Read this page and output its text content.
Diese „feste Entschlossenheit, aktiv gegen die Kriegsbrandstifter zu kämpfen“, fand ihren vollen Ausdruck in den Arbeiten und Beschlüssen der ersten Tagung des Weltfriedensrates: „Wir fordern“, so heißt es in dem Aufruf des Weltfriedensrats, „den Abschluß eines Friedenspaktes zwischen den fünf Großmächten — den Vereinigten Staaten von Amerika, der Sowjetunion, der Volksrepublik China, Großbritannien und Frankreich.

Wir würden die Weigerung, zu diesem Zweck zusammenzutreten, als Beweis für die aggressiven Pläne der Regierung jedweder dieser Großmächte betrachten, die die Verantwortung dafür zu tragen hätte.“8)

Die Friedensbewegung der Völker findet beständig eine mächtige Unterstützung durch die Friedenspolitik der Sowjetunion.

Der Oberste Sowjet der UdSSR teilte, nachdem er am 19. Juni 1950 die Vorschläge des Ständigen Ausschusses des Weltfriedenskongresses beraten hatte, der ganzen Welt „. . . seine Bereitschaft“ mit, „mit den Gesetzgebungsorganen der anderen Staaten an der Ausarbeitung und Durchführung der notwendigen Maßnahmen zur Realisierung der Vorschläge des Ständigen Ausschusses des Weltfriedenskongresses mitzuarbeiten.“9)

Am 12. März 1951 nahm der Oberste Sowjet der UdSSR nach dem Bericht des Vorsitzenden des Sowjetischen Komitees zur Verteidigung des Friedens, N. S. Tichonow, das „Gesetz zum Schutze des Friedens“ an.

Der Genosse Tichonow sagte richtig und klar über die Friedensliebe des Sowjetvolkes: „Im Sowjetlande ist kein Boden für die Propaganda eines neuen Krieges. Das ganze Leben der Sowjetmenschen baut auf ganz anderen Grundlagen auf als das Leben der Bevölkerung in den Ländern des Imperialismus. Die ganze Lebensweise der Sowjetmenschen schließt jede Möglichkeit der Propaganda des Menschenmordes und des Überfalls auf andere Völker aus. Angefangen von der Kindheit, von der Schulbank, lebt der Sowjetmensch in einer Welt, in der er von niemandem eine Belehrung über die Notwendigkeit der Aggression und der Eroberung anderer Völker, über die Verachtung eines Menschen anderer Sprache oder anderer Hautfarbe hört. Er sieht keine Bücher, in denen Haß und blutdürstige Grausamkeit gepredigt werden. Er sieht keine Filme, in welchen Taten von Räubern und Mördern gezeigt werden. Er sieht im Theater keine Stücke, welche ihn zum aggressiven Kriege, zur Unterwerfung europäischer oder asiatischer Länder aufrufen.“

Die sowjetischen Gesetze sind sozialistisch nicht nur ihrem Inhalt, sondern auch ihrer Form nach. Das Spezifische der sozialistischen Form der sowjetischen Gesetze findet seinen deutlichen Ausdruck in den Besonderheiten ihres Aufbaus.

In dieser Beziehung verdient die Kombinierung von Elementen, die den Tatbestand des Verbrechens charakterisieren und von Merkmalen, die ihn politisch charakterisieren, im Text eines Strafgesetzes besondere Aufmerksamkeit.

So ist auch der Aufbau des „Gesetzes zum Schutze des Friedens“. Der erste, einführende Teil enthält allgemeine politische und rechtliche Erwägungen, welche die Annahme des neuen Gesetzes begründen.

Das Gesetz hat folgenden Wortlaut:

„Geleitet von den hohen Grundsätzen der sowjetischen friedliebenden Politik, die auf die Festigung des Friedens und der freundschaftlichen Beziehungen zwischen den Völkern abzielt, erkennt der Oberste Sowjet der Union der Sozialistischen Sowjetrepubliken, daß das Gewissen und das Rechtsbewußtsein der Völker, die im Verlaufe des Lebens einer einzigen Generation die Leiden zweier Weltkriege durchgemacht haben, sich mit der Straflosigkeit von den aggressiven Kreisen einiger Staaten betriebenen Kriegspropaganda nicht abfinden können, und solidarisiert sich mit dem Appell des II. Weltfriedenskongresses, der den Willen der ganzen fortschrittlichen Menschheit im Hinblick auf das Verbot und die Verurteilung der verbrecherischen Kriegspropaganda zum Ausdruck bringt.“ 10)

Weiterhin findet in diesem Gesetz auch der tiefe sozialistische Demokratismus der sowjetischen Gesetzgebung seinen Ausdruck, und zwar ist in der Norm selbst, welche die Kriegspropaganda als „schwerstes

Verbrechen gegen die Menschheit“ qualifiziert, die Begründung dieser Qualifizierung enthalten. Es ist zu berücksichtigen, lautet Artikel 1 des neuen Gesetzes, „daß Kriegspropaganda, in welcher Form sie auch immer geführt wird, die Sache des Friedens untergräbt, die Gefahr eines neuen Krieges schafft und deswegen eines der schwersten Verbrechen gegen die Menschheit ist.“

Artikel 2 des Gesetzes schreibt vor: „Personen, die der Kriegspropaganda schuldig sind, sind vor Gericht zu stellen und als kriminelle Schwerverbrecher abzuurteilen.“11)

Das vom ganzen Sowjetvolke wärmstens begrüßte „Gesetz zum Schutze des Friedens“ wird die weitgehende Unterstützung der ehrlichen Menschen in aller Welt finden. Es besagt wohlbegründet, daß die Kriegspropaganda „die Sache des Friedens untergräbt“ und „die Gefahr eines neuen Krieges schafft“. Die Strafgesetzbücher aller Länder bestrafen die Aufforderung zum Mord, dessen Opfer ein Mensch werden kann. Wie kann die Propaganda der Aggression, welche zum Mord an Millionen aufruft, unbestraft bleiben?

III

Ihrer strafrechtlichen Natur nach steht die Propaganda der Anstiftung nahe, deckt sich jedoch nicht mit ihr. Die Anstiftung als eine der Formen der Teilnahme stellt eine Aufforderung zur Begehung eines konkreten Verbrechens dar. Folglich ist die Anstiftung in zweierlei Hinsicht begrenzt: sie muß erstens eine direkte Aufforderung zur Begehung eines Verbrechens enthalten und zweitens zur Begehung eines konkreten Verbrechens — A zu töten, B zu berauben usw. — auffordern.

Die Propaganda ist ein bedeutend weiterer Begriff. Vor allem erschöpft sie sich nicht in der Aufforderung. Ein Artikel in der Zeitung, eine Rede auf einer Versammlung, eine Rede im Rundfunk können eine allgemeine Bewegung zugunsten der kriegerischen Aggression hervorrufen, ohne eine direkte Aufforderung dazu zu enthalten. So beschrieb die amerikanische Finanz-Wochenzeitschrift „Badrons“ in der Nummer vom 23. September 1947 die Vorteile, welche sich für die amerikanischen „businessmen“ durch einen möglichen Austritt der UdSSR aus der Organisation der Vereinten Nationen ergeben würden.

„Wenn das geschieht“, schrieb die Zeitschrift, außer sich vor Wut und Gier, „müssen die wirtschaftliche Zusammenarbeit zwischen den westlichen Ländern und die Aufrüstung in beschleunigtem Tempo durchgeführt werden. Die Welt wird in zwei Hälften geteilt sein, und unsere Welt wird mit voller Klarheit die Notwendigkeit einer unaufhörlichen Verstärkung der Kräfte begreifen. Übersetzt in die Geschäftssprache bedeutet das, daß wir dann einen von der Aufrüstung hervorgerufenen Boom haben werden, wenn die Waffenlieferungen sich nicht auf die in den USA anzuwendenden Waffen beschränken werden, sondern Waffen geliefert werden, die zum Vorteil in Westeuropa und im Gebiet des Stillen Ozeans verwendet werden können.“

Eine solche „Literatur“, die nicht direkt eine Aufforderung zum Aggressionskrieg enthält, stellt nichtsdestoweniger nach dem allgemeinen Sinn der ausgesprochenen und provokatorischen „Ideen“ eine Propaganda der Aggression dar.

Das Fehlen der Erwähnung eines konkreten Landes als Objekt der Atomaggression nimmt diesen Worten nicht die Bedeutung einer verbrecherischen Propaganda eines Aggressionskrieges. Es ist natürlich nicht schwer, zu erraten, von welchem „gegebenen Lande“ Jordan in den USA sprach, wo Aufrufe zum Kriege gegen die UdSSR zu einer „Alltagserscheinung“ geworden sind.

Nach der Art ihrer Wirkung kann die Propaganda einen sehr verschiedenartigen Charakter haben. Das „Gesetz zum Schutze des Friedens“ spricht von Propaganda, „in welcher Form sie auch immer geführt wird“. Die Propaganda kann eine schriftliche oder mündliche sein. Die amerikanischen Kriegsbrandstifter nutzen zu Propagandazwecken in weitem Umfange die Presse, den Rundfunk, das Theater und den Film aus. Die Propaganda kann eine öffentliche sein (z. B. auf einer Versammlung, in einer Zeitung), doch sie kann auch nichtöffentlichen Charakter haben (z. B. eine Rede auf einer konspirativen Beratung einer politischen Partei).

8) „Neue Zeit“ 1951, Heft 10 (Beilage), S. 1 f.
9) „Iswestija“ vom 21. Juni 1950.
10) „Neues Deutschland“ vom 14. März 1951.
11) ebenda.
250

Task to carry out: Count the lines of the material that include the word "März", then report only the total.

Solution: 2